# [What you need to do]
Copy nothing but the text: repeat each entry exactly and drop the images.

# [Given data]

start

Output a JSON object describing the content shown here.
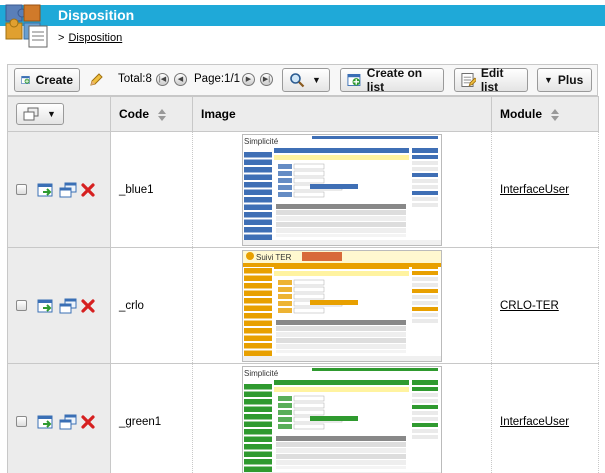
{
  "header": {
    "title": "Disposition",
    "breadcrumb_sep": ">",
    "breadcrumb_link": "Disposition"
  },
  "toolbar": {
    "create_label": "Create",
    "total_label": "Total:8",
    "page_label": "Page:1/1",
    "create_on_list_label": "Create on list",
    "edit_list_label": "Edit list",
    "more_label": "Plus"
  },
  "columns": {
    "code": "Code",
    "image": "Image",
    "module": "Module"
  },
  "rows": [
    {
      "code": "_blue1",
      "module": "InterfaceUser",
      "theme": "blue"
    },
    {
      "code": "_crlo",
      "module": "CRLO-TER",
      "theme": "crlo"
    },
    {
      "code": "_green1",
      "module": "InterfaceUser",
      "theme": "green"
    }
  ],
  "thumbnails": {
    "simplicite_logo": "Simplicité",
    "crlo_logo": "Suivi TER"
  },
  "colors": {
    "titlebar": "#1fa9d8",
    "blue_theme": "#3f6fb5",
    "green_theme": "#2f9a2f",
    "crlo_theme": "#e8a000",
    "delete": "#d62020"
  }
}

end

# [Answer to the problem]
Output a JSON object describing the content shown here.
{
  "header": {
    "title": "Disposition",
    "breadcrumb_sep": ">",
    "breadcrumb_link": "Disposition"
  },
  "toolbar": {
    "create_label": "Create",
    "total_label": "Total:8",
    "page_label": "Page:1/1",
    "create_on_list_label": "Create on list",
    "edit_list_label": "Edit list",
    "more_label": "Plus"
  },
  "columns": {
    "code": "Code",
    "image": "Image",
    "module": "Module"
  },
  "rows": [
    {
      "code": "_blue1",
      "module": "InterfaceUser",
      "theme": "blue"
    },
    {
      "code": "_crlo",
      "module": "CRLO-TER",
      "theme": "crlo"
    },
    {
      "code": "_green1",
      "module": "InterfaceUser",
      "theme": "green"
    }
  ],
  "thumbnails": {
    "simplicite_logo": "Simplicité",
    "crlo_logo": "Suivi TER"
  },
  "colors": {
    "titlebar": "#1fa9d8",
    "blue_theme": "#3f6fb5",
    "green_theme": "#2f9a2f",
    "crlo_theme": "#e8a000",
    "delete": "#d62020"
  }
}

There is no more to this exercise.